### Your task
Extend the post about the 30-day email experiment, starting right after its final sentence.

### Excerpted text
##########

I wrote out the ground rules of my 30 day experiment and spent the rest of the afternoon preparing:

  • Inbox Zero and limited email checking at work
  • No mobile usage around my family
  • Find little ways to have fun at work, since I’d blown my vacation and the next is a long way off

I’m exceedingly lucky to be able to do something like this. I’m not the one they call at 4 AM when a server crashes. It’s a luxury.

The next morning, I committed to not check email before 11. This was insanely difficult. I met a friend for coffee, rolled in late, and then I baked a loaf of bread in my cubicle, because 1.) bread smells delicious, and 2.) I didn’t give up carbs.

Cubicle bread! This machine was my alarm clock when I lived in Chicago.

Cubicle bread!

What I Learned

My first email check was 11:15 AM and I was ruthless: DELETE. DELETE. DELETE. DELETE. MOVE TO ACTIONS FOLDER… When I hit my stopping point I closed Mail and didn’t check it again for several hours, and that made my day lovely.

Here are some of the things that worked for me:

  • I set an arbitrary cap of 30 minutes per email session, which I rarely exceed.
  • Checking email was really intense for the first few days, but the sooner I got through it, the sooner I quit my email application and then the bliss set in.
  • I challenged myself to unsubscribe to at least one email subscription a day for the first week.
  • Many emails only need a simple one or two sentence response such as “I didn’t work on that project, try asking [NAME].”
  • I close short emails with “Thanks!” or something similar so I’m not misinterpreted as a grouch.
  • I use Mac Mail and iCal instead of Outlook, which means I can have my calendar open without having email open.
  • I informed my colleagues that I’d nuked my inbox and asked them to remind me of any outstanding items
  • I already had several inbox routing rules. I added more until things became manageable.
  • Semi-related: I switched to a standing desk a few months ago and find it much easier to focus on single tasks. I also use Getting Things Done and Evernote to stay organized.

Some tactics I didn’t have to use, but you might find useful:

  • Creating templates for commonly sent emails.
  • Telling someone their email was too long and asking them to summarize it.

In the past, I never let email stress me out, nor did I ever try to use it as a to-do list (that is a bad idea, by the way. ) I viewed email volume as something I had no control over, therefore I didn’t try.

I now see that while email wasn’t stressing me out, I was wasting a ton of time re-reading messages. It wasn’t until I got my inbox under control that I realized how many important messages were falling through the cracks. I still haven’t hit Inbox Zero, I fell off the wagon a few times, but overall feel better and am more productive every day.

##########

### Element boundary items
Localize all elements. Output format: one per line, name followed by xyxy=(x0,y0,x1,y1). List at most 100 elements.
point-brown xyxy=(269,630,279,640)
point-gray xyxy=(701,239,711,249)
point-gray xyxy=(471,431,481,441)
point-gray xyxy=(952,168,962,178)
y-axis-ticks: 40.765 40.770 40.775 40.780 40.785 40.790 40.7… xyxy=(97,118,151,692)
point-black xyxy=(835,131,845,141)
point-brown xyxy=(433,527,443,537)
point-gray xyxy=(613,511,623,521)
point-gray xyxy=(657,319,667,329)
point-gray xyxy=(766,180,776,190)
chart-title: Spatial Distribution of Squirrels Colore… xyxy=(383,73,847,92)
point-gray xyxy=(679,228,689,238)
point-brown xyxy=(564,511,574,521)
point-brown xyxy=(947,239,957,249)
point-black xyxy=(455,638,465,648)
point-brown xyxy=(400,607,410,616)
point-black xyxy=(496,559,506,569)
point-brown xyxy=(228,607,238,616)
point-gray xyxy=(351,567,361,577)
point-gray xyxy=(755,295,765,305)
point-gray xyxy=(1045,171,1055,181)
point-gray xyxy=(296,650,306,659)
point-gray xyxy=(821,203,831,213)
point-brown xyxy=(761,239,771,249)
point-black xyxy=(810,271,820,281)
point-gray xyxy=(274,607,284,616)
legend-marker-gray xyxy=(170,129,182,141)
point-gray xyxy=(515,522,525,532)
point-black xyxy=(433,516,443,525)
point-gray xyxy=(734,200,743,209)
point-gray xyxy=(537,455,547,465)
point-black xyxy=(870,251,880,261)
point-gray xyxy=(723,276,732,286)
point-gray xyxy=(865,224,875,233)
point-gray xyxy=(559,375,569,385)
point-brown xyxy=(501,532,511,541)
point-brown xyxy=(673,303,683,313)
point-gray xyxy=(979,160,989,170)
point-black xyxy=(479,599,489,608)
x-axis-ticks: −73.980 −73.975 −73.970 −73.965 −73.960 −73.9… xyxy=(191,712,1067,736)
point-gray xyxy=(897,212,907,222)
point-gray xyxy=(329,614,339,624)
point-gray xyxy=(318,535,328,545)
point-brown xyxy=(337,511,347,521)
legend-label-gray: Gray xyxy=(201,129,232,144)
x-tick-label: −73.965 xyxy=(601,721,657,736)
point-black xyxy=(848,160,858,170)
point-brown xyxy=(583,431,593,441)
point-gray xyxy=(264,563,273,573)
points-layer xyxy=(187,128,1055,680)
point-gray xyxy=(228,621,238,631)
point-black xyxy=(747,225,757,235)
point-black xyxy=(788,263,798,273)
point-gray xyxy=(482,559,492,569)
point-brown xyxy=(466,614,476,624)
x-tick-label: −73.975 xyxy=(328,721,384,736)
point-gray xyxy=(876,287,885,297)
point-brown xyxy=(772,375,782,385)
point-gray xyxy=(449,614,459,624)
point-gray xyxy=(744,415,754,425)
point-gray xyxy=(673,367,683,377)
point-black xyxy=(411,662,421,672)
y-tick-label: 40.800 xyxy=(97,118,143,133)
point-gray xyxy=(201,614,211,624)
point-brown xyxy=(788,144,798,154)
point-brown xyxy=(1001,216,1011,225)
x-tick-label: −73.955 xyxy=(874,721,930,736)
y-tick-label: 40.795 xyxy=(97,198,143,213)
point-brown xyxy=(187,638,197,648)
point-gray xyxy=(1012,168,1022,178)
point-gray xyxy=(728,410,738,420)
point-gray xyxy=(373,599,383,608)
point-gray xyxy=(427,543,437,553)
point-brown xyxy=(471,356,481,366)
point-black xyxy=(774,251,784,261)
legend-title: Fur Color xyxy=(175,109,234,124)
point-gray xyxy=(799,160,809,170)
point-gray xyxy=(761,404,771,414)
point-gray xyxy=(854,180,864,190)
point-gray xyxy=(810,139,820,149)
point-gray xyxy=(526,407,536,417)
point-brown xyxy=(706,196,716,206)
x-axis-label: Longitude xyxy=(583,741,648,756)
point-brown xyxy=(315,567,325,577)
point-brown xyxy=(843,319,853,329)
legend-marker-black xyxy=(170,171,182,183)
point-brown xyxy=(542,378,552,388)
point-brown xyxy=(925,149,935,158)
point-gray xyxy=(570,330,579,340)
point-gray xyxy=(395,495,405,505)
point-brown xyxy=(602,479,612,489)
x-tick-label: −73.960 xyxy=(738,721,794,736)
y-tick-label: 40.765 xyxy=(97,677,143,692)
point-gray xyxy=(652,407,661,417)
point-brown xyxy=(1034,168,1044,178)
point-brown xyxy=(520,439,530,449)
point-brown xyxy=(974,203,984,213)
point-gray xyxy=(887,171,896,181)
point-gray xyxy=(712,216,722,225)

##########

### Solved problem
Unplugging at home is much more difficult because it’s about a mental state. The technique I chose was prohibition: I kept my phone in my pocket, or on my desk in the charger. That’s it.

I still zoned out and thought about work, though it was more difficult for my daughter to notice without my phone in my hand. Fake it until you make it. The email twice a day rule made it easier to not pick up my phone. Once the phone is out of the pocket for an email or weather check, it’s on to social media, and the death spiral begins. My social media interaction was so much lower this month that I’m sure I did miss some timely news and conversations — though I missed even more boondoggle time.

I’ve had some really genuine, awesome moments with my family this month. We listen to music, make art, and have conversations. We play together at the playground while other parents are on their phone. I walk her to school or head to the grocery store without my phone. I’m very glad to have the capabilities of mobile Internet technology but also delighted to be able to walk away from it.

I’m going to continue to tweak and refine my restricted work email and mobile abstinence experiments. They weren’t meant to end after 30 days.

Over a dozen friends and colleagues reached out after seeing my away message. Many were already grappling with email. One had hired a personal productivity coach. We’re leaning on each other for ongoing support.

I got a lot of free advice from Brian Fitzpatrick, Vanessa Fox, and all of the other attendees at an unconference session on unplugging. Many of my the ideas and tactics above came from that session or followup conversations.

If you’re thinking about something similar, my advice is to start sooner than later. The 30 Day Experiment is a low-commitment way to jump in. Start with Matt Cutts’ three minute TED Talk below.

Finally, my second 30 Day Experiment (28 days, really) is underway! I’m calling a family member or old friend every day in February. This is tough and it helps that most of my family is at least one time zone behind me. I’m excited to see where this one goes.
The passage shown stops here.